*PROVIDED MATERIAL*.
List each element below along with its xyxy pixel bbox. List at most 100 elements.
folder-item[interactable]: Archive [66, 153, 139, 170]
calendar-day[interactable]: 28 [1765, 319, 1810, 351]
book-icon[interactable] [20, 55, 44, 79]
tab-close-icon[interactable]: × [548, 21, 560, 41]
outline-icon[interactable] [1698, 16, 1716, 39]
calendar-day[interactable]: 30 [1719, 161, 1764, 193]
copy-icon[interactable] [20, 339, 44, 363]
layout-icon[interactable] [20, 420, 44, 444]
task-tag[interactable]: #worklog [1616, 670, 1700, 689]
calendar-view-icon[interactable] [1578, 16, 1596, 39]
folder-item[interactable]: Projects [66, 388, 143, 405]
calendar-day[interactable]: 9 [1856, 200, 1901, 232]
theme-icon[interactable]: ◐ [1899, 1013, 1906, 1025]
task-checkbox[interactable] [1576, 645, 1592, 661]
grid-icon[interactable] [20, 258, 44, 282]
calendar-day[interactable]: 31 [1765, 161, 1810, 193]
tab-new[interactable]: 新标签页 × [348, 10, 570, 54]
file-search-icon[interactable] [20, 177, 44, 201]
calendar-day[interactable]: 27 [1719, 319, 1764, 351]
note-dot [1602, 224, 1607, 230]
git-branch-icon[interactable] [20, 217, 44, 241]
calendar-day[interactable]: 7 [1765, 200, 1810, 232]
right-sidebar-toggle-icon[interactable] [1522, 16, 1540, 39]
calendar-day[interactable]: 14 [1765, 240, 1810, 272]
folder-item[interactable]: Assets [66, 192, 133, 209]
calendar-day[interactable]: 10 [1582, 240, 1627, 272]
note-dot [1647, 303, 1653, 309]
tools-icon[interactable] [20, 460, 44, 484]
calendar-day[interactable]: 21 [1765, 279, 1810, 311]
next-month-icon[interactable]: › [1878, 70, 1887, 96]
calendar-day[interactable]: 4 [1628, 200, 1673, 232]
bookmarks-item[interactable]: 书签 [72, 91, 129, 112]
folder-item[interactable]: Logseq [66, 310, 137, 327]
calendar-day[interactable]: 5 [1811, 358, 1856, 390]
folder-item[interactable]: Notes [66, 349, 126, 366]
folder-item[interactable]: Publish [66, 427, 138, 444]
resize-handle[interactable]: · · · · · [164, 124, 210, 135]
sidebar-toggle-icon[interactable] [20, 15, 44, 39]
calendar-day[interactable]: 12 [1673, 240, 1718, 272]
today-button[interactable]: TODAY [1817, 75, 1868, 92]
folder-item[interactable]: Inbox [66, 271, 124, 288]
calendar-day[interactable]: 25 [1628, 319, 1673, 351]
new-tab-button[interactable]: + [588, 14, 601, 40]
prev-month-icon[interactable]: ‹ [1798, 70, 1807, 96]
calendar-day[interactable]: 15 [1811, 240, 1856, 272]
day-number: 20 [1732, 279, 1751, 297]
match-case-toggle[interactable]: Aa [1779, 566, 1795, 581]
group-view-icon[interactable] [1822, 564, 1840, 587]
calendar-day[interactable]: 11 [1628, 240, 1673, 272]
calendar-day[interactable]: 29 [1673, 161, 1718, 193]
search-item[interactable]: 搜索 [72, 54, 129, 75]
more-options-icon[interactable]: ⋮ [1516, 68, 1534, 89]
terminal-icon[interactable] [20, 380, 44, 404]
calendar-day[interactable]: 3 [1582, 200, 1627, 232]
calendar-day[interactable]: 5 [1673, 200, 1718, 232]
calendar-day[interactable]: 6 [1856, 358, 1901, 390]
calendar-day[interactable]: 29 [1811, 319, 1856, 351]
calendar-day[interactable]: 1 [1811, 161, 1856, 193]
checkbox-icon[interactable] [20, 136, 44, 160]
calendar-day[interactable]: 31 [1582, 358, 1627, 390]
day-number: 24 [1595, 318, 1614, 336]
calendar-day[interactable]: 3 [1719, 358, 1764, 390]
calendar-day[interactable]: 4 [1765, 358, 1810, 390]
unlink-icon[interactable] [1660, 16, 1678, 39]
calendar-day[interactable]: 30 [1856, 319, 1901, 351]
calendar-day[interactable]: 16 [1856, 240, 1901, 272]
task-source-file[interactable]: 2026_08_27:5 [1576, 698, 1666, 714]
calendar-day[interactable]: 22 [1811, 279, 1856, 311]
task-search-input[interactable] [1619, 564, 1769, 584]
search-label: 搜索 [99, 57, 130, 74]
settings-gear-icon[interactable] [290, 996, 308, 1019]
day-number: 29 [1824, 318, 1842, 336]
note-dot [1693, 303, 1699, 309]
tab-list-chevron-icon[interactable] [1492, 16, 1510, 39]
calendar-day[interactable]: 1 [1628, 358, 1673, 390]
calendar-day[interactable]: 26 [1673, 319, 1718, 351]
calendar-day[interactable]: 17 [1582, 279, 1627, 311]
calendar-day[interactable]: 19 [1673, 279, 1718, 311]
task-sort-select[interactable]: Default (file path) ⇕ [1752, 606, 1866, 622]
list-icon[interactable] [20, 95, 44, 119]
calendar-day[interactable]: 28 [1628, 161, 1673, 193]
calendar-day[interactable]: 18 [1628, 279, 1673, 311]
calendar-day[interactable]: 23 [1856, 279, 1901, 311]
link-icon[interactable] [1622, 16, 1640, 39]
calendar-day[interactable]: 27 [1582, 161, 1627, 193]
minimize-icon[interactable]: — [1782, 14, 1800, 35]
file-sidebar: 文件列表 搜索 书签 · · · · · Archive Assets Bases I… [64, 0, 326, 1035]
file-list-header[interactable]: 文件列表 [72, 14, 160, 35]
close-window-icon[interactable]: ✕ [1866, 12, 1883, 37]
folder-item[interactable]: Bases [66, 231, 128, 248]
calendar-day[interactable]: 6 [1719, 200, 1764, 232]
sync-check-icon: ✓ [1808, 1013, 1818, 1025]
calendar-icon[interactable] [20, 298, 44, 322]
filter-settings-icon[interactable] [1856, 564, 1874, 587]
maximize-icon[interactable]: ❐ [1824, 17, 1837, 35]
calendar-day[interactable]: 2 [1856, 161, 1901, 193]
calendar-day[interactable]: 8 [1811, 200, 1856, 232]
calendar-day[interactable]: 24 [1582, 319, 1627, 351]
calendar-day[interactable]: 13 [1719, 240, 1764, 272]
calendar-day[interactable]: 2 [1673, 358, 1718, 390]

*EXERCISE TASK*.
Copy every line of the listing above that contains the string "checkbox".

*ANSWER IN FULL*.
task-checkbox[interactable] [1576, 645, 1592, 661]
checkbox-icon[interactable] [20, 136, 44, 160]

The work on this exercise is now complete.